- Zu bearbeitende Aufgaben -
**A.** Fasse im Text über den Heiligen Nikolaus den Absatz, der mit „Gerade die »Schülerlegende«“ beginnt, als kurze Stichpunktliste zusammen und behalte seine wichtigsten Fakten bei.
**B.** Bitte überarbeite im Text über den Heiligen Nikolaus die Stelle, die bei „Die Beschenkung der“ beginnt und bei „weltlichen Bedeutung gegenüber.“ endet, und ersetze darin „Backmodeln“ durch „Gebäckformen“.
**C.** Wie viele Gotteshäuser sollen laut dem Text über den Heiligen Nikolaus bis zum Jahre 1500 zwischen den Pyrenäen und dem Baltikum dem Heiligen geweiht worden sein?

- Lesetext -
:::
Der Schutzheilige „Nikolaus“, der zum Patron vieler Stände erkoren wurde, hat eine unvergleichliche Verehrung sowohl im orthodoxen als auch im lateinischen Glaubensbereich nachzuweisen. Er wurde zum Volksheiligen im ganzen seinerzeitigen Abendlande. Insbesondere über die Wasserstrassen vermehrte sich der Ruhm des Heiligen und entlang dieser wurden viele Kirchen zu seinen Ehren errichtet, bis zum Jahre 1500 sollen von den Pyrenäen bis zum Baltikum zwischen 4‘000 und 5‘000 Gotteshäuser dem Heiligen Nikolaus geweiht worden sein.
Das älteste Zeugnis für den Nikolaustag ist ein in Neapel gefundener Marmorkalender (um 830), in dem am 6. Dezember eingetragen ist „Natalis S. Nicolai“.
Eine Fülle von Legenden ranken sich um den Heiligen Nikolaus, der schon vor seinem Tode viele Wunder vollbracht haben soll. Nach dem Tod hat er sich Vielen, die ihn anriefen, als Retter aus schwerer Not erwiesen. Hier können nur die bekanntesten Legenden angesprochen werden, die teilweise auch in der ikonographischen Darstellung der Heiligenfigur verankert wurden:
- Nikolaus hält drei goldene Kugeln in der Hand (manchmal sind es Geldsäcke, goldene Äpfel) = Ausstattung der Jungfrauen
- Nikolaus steht im Schiff und vertreibt mit dem Krummstab den Sturm = Stillung des Seesturmes
- Nikolaus diskutiert mit den Seeleuten, die daraufhin Korn verteilen = Kornvermehrung
- Drei Knaben mit blossem Oberkörper knien in einem Kübel und Nikolaus steht vor ihnen mit Mitra, Stab und Buch. Die Segenshand Gottes aus den Wolken errettet die Knaben = Schülerlegende
Gerade die »Schülerlegende« wurde derart ins Brauchtum übertragen, dass die Klosterschüler alljährlich einen Knabenbischof aufstellten, der am 6. Dezember in bischöfliche Kleidung schlüpfen durfte und in Anlehnung an den Heiligen Nikolaus die Guten belohnen und die Bösen bestrafen durfte. Der Rollentausch ging soweit, dass die Schüler mit den Lehrern ihre Scherze trieben. Beim Umzug mit dem Kinderbischof durch die Städte wurde durch die Jugendlichen sehr aufdringlich – auch mit Masken - um Gaben gebettelt, was sogar im Basler Konzil 1435 als Unfug verboten wurde.
Die Beschenkung der drei Jungfrauen begründet den sog. „Einlegebrauch“, das unerkannte Schenken. Bereits auf Backmodeln des 16. Jahrhunderts wird Nikolaus im Bischofsornat als Schenker dargestellt. Im katholischen Bereich wird der Einlegebrauch zum »Einkehrbrauch«, nun besucht seit der Mitte des 17. Jh. Nikolaus die Kinder zu Hause. Damit lässt die Verehrung des Heiligen Nikolauses nach, dem steht aber ein Zunehmen seiner weltlichen Bedeutung gegenüber.
:::
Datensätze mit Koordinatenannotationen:
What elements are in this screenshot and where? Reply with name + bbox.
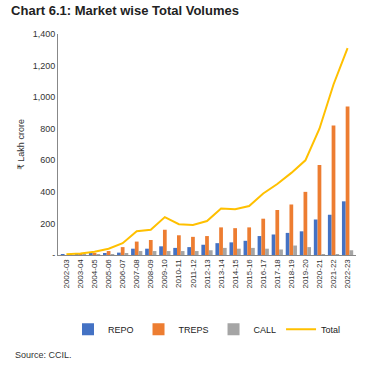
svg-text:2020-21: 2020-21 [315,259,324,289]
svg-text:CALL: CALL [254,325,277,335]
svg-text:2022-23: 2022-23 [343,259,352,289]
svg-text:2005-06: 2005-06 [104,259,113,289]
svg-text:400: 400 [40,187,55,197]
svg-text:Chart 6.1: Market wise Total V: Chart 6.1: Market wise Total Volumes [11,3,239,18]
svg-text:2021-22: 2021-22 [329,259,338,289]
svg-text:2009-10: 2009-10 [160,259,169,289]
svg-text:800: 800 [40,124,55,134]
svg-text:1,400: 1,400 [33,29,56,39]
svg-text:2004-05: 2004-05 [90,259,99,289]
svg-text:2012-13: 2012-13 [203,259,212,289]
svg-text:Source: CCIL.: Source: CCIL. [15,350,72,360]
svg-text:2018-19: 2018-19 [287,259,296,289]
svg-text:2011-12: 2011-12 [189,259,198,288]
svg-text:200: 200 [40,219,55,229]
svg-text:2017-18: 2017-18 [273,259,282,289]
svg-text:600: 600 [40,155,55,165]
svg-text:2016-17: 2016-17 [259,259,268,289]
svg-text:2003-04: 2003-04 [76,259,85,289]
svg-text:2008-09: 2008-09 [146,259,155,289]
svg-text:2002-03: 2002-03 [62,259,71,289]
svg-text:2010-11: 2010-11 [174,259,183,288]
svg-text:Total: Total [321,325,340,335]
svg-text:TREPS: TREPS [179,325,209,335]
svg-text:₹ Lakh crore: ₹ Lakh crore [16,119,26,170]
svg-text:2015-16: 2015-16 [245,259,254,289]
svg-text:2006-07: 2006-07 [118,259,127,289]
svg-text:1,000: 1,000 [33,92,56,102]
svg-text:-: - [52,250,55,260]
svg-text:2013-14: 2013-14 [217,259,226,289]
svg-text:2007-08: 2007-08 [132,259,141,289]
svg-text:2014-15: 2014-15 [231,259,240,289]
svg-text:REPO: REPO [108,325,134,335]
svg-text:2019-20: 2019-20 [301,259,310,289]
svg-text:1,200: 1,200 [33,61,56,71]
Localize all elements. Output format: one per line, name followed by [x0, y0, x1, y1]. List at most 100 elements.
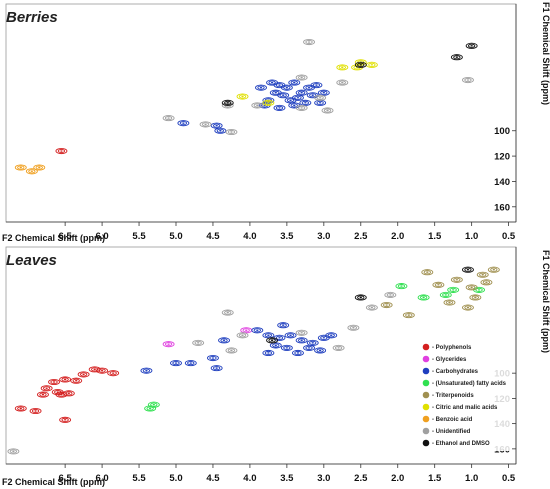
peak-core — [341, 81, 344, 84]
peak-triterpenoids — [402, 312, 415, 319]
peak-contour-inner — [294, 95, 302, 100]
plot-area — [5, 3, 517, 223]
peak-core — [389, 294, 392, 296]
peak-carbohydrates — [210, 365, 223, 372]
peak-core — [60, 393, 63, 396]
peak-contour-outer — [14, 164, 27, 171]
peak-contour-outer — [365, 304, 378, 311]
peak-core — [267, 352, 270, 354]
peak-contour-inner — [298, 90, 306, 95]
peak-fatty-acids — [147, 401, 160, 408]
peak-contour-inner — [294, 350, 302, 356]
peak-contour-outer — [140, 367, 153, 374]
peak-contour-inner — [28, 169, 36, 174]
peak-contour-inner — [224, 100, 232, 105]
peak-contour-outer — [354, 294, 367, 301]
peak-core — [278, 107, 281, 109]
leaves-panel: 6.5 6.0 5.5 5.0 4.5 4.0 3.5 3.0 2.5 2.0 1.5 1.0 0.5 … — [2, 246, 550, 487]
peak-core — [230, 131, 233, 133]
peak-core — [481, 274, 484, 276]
:::
- Die Lösungen -
**A.**
- Die Schülerlegende wurde ins Brauchtum übernommen.
- Klosterschüler stellten jedes Jahr einen Knabenbischof auf.
- Dieser trug am 6. Dezember bischöfliche Kleidung. Nach dem Vorbild des Heiligen Nikolaus belohnte er die Guten und bestrafte die Bösen.
- Beim Rollentausch trieben die Schüler ihre Scherze mit den Lehrern.
- Bei Umzügen mit dem Kinderbischof bettelten die Jugendlichen sehr aufdringlich um Gaben, teils mit Masken.
- Das Basler Konzil verbot dies 1435 als Unfug.

**B.**
Die Beschenkung der drei Jungfrauen begründet den sog. „Einlegebrauch“, das unerkannte Schenken. Bereits auf Gebäckformen des 16. Jahrhunderts wird Nikolaus im Bischofsornat als Schenker dargestellt. Im katholischen Bereich wird der Einlegebrauch zum »Einkehrbrauch«, nun besucht seit der Mitte des 17. Jh. Nikolaus die Kinder zu Hause. Damit lässt die Verehrung des Heiligen Nikolauses nach, dem steht aber ein Zunehmen seiner weltlichen Bedeutung gegenüber.

**C.** Zwischen 4‘000 und 5‘000.